| Data for processing |
____________________

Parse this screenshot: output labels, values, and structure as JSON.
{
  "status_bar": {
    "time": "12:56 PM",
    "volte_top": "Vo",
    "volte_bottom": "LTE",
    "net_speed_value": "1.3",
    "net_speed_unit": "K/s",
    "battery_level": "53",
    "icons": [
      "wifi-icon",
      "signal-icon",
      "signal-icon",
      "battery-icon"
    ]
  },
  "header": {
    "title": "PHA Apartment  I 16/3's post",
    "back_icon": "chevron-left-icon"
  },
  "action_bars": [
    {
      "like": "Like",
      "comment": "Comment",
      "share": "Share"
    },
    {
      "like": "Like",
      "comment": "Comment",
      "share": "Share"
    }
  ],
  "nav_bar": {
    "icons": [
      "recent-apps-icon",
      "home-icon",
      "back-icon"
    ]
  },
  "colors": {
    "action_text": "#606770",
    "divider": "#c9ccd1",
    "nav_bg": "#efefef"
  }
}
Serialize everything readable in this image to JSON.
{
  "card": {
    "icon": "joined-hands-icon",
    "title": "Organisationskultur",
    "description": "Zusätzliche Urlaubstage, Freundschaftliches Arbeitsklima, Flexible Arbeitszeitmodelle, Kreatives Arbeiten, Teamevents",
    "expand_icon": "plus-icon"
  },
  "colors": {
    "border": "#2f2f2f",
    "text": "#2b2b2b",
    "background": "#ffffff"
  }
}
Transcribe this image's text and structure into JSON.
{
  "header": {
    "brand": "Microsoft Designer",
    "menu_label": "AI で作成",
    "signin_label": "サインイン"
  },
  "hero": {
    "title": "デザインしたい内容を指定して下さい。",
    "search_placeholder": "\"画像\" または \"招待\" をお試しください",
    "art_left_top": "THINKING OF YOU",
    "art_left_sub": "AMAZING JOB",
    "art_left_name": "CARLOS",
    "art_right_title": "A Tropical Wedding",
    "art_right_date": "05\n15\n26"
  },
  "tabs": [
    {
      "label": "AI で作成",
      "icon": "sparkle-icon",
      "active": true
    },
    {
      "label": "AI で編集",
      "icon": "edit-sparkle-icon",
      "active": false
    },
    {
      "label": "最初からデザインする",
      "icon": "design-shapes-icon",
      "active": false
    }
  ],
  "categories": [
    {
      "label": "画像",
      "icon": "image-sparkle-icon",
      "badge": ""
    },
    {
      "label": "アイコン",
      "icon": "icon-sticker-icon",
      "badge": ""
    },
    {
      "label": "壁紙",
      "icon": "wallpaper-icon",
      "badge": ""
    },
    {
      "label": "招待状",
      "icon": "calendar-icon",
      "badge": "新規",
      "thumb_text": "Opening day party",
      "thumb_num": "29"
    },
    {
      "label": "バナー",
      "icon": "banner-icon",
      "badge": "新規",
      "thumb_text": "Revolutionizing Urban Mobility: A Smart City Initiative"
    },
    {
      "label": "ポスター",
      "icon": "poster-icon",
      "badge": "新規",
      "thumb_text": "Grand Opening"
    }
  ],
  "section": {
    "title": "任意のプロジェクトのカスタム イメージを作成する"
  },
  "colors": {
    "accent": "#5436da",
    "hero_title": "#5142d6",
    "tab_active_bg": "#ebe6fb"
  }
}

____________________

Locate all lines that include the word "image" and copy them out.

| Written answer |
Serialize everything readable in this image to JSON.
Transcribe this image's text and structure into JSON.
      "icon": "image-sparkle-icon",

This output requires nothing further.